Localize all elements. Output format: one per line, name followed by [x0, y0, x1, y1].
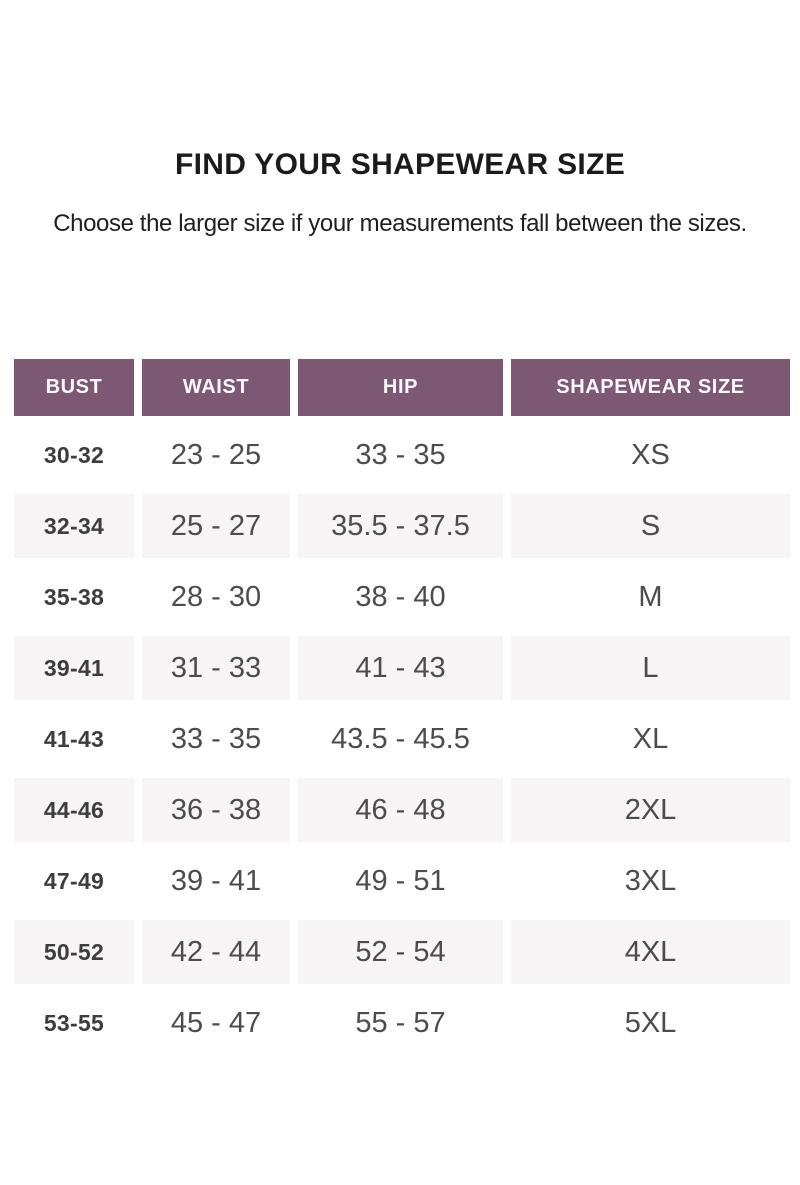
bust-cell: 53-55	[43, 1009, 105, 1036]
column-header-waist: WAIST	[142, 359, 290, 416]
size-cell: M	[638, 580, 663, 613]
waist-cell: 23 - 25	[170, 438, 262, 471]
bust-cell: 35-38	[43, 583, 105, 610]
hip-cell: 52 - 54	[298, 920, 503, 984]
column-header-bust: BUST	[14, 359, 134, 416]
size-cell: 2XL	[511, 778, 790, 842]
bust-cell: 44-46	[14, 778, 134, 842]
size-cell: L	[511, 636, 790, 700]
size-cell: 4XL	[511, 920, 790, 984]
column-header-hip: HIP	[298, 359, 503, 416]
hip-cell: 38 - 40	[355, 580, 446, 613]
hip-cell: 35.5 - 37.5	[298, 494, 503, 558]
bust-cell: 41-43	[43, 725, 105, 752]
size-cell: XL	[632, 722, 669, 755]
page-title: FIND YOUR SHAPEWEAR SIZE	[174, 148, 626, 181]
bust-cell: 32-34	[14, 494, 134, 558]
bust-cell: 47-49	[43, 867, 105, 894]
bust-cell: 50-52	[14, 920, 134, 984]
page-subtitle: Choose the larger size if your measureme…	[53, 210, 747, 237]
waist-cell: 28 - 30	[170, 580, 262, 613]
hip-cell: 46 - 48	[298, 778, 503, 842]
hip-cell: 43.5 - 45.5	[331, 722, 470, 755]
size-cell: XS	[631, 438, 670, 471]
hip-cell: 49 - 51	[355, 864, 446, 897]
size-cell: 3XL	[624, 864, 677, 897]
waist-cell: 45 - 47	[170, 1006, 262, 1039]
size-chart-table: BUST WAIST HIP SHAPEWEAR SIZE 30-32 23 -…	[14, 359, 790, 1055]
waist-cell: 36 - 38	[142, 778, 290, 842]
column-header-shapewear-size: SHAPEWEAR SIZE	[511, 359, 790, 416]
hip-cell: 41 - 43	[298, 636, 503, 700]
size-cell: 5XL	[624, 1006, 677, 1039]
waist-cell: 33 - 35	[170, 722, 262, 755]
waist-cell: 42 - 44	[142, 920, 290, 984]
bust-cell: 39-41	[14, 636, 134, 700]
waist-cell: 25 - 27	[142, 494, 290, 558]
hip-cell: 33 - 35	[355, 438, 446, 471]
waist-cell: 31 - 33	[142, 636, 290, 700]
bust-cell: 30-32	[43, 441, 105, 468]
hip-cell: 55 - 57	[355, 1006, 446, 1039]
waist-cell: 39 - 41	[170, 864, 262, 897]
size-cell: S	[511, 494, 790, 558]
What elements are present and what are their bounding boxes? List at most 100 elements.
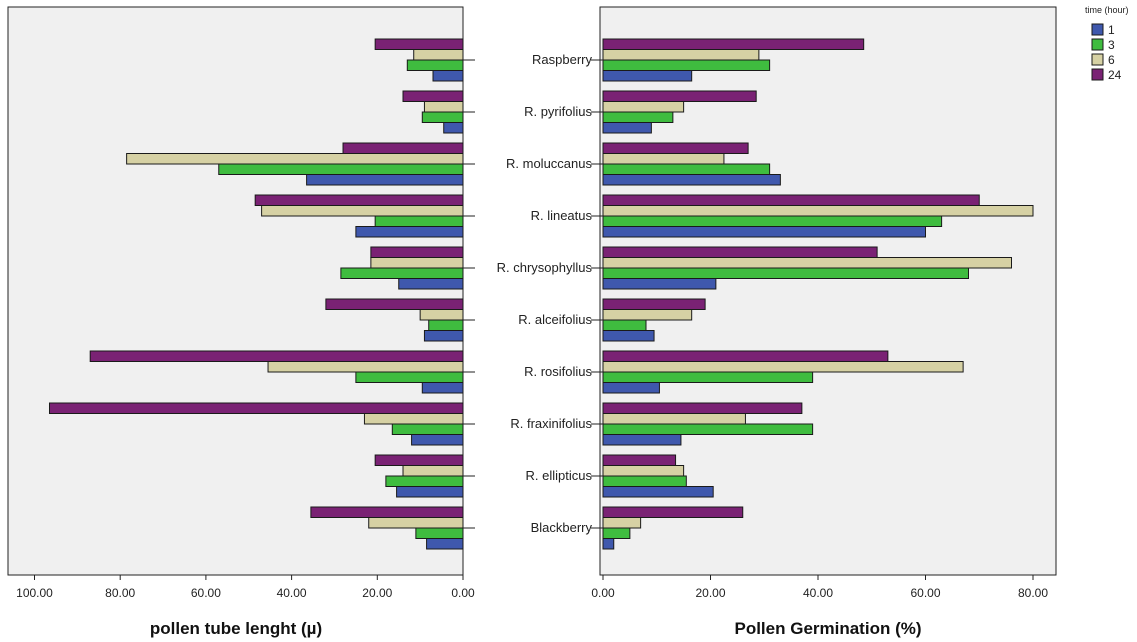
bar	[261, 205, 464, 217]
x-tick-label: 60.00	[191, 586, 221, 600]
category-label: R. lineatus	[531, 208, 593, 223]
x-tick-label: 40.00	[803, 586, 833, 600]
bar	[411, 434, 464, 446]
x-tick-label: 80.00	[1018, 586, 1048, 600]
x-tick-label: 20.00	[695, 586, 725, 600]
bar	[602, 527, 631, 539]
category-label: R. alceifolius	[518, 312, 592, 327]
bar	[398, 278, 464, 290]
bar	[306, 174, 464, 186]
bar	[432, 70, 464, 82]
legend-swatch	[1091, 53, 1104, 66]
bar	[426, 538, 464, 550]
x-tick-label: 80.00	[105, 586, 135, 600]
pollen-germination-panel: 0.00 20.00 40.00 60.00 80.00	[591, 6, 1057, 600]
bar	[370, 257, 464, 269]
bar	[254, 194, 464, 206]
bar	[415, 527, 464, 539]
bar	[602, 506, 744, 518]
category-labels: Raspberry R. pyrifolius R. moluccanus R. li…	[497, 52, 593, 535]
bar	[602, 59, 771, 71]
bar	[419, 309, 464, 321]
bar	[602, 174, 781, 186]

::::

▶ Exercise brief: Copy out all the material above line for line, changing nothing, but omit the pictures.

▶ Response:
Localize all elements. Output format: one per line, name followed by [x0, y0, x1, y1].
bust-cell: 53-55	[43, 1009, 105, 1036]
column-header-waist: WAIST	[142, 359, 290, 416]
size-cell: M	[638, 580, 663, 613]
waist-cell: 23 - 25	[170, 438, 262, 471]
bust-cell: 35-38	[43, 583, 105, 610]
hip-cell: 52 - 54	[298, 920, 503, 984]
column-header-bust: BUST	[14, 359, 134, 416]
size-cell: 2XL	[511, 778, 790, 842]
bust-cell: 44-46	[14, 778, 134, 842]
size-cell: L	[511, 636, 790, 700]
size-cell: 4XL	[511, 920, 790, 984]
column-header-hip: HIP	[298, 359, 503, 416]
hip-cell: 38 - 40	[355, 580, 446, 613]
hip-cell: 35.5 - 37.5	[298, 494, 503, 558]
bust-cell: 41-43	[43, 725, 105, 752]
size-cell: XL	[632, 722, 669, 755]
page-title: FIND YOUR SHAPEWEAR SIZE	[174, 148, 626, 181]
bust-cell: 32-34	[14, 494, 134, 558]
bust-cell: 47-49	[43, 867, 105, 894]
bust-cell: 50-52	[14, 920, 134, 984]
page-subtitle: Choose the larger size if your measureme…	[53, 210, 747, 237]
waist-cell: 28 - 30	[170, 580, 262, 613]
hip-cell: 46 - 48	[298, 778, 503, 842]
hip-cell: 43.5 - 45.5	[331, 722, 470, 755]
size-cell: XS	[631, 438, 670, 471]
hip-cell: 49 - 51	[355, 864, 446, 897]
size-cell: 3XL	[624, 864, 677, 897]
waist-cell: 45 - 47	[170, 1006, 262, 1039]
size-chart-table: BUST WAIST HIP SHAPEWEAR SIZE 30-32 23 -…	[14, 359, 790, 1055]
waist-cell: 36 - 38	[142, 778, 290, 842]
column-header-shapewear-size: SHAPEWEAR SIZE	[511, 359, 790, 416]
hip-cell: 41 - 43	[298, 636, 503, 700]
size-cell: 5XL	[624, 1006, 677, 1039]
waist-cell: 33 - 35	[170, 722, 262, 755]
waist-cell: 42 - 44	[142, 920, 290, 984]
bust-cell: 39-41	[14, 636, 134, 700]
waist-cell: 25 - 27	[142, 494, 290, 558]
hip-cell: 33 - 35	[355, 438, 446, 471]
waist-cell: 31 - 33	[142, 636, 290, 700]
bust-cell: 30-32	[43, 441, 105, 468]
hip-cell: 55 - 57	[355, 1006, 446, 1039]
waist-cell: 39 - 41	[170, 864, 262, 897]
size-cell: S	[511, 494, 790, 558]
What elements are present and what are their bounding boxes? List at most 100 elements.
bar	[261, 205, 464, 217]
x-tick-label: 60.00	[191, 586, 221, 600]
category-label: R. lineatus	[531, 208, 593, 223]
x-tick-label: 40.00	[803, 586, 833, 600]
bar	[411, 434, 464, 446]
x-tick-label: 80.00	[1018, 586, 1048, 600]
x-tick-label: 20.00	[695, 586, 725, 600]
bar	[602, 527, 631, 539]
category-label: R. alceifolius	[518, 312, 592, 327]
bar	[398, 278, 464, 290]
bar	[306, 174, 464, 186]
bar	[432, 70, 464, 82]
legend-swatch	[1091, 53, 1104, 66]
bar	[426, 538, 464, 550]
x-tick-label: 80.00	[105, 586, 135, 600]
pollen-germination-panel: 0.00 20.00 40.00 60.00 80.00	[591, 6, 1057, 600]
bar	[370, 257, 464, 269]
bar	[254, 194, 464, 206]
bar	[415, 527, 464, 539]
bar	[602, 506, 744, 518]
category-labels: Raspberry R. pyrifolius R. moluccanus R. li…	[497, 52, 593, 535]
bar	[602, 59, 771, 71]
bar	[419, 309, 464, 321]
bar	[602, 174, 781, 186]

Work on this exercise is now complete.